EXERCISE BRIEF - Each entry below should be written out exactly as it is, with no pictures.

* * * * *

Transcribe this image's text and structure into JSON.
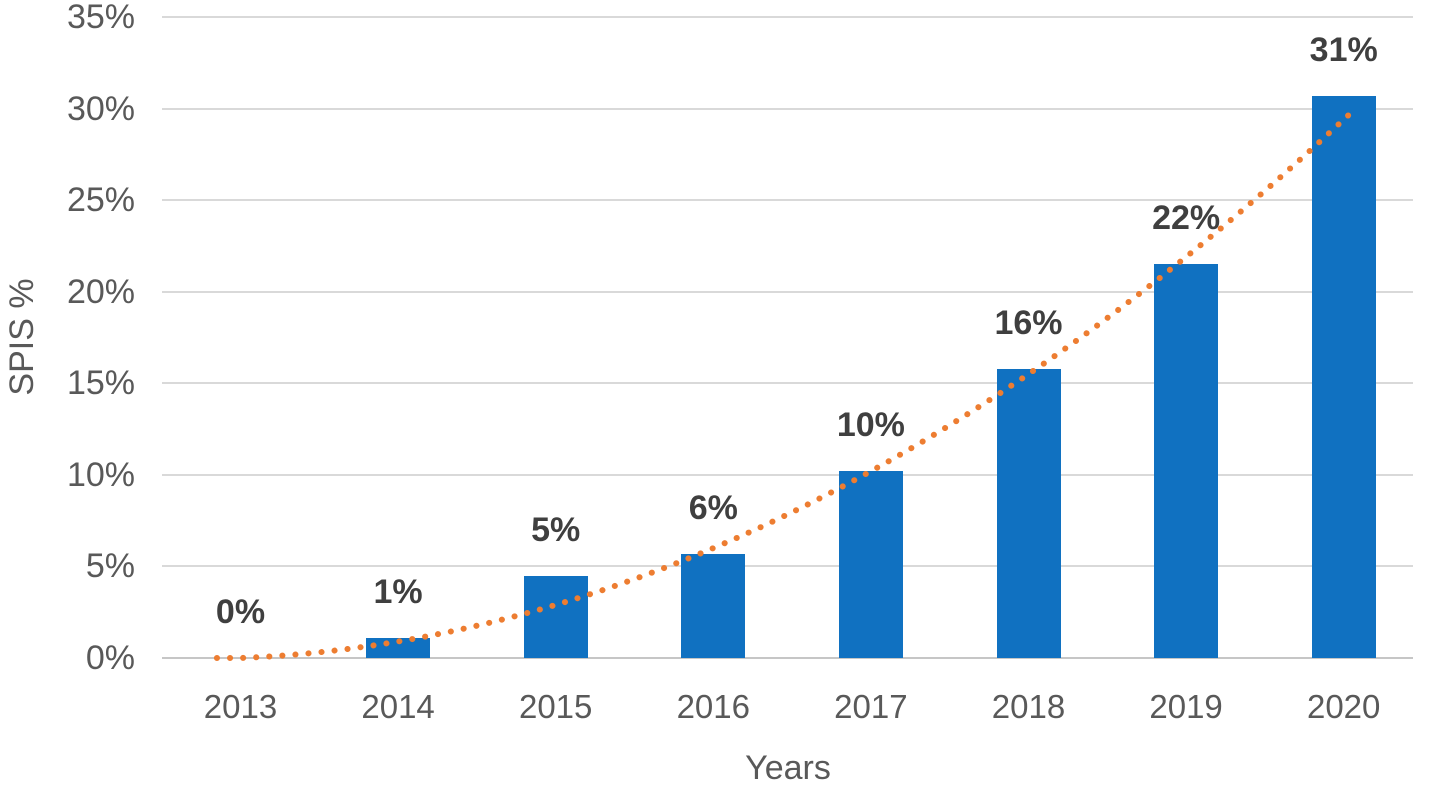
{
  "chart_data": {
    "type": "bar",
    "title": "",
    "xlabel": "Years",
    "ylabel": "SPIS %",
    "categories": [
      "2013",
      "2014",
      "2015",
      "2016",
      "2017",
      "2018",
      "2019",
      "2020"
    ],
    "series": [
      {
        "name": "SPIS %",
        "values": [
          0,
          1.1,
          4.5,
          5.7,
          10.2,
          15.8,
          21.5,
          30.7
        ]
      }
    ],
    "data_labels": [
      "0%",
      "1%",
      "5%",
      "6%",
      "10%",
      "16%",
      "22%",
      "31%"
    ],
    "ylim": [
      0,
      35
    ],
    "ytick_step": 5,
    "ytick_labels": [
      "0%",
      "5%",
      "10%",
      "15%",
      "20%",
      "25%",
      "30%",
      "35%"
    ],
    "grid": true,
    "legend_position": "none",
    "trendline": {
      "present": true,
      "style": "dotted",
      "description": "smooth rising curve from 0% at 2013 to about 30% at 2020"
    },
    "colors": {
      "bar": "#1071C1",
      "trend": "#ED7D31",
      "gridline": "#D9D9D9",
      "axis_line": "#C6C6C6",
      "tick_text": "#595959",
      "data_label_text": "#3F3F3F",
      "background": "#FFFFFF"
    }
  }
}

* * * * *

ANSWER BELOW -
Transcribe this image's text and structure into JSON.
{
  "chart_data": {
    "type": "bar",
    "title": "",
    "xlabel": "Years",
    "ylabel": "SPIS %",
    "categories": [
      "2013",
      "2014",
      "2015",
      "2016",
      "2017",
      "2018",
      "2019",
      "2020"
    ],
    "series": [
      {
        "name": "SPIS %",
        "values": [
          0,
          1.1,
          4.5,
          5.7,
          10.2,
          15.8,
          21.5,
          30.7
        ]
      }
    ],
    "data_labels": [
      "0%",
      "1%",
      "5%",
      "6%",
      "10%",
      "16%",
      "22%",
      "31%"
    ],
    "ylim": [
      0,
      35
    ],
    "ytick_step": 5,
    "ytick_labels": [
      "0%",
      "5%",
      "10%",
      "15%",
      "20%",
      "25%",
      "30%",
      "35%"
    ],
    "grid": true,
    "legend_position": "none",
    "trendline": {
      "present": true,
      "style": "dotted",
      "description": "smooth rising curve from 0% at 2013 to about 30% at 2020"
    },
    "colors": {
      "bar": "#1071C1",
      "trend": "#ED7D31",
      "gridline": "#D9D9D9",
      "axis_line": "#C6C6C6",
      "tick_text": "#595959",
      "data_label_text": "#3F3F3F",
      "background": "#FFFFFF"
    }
  }
}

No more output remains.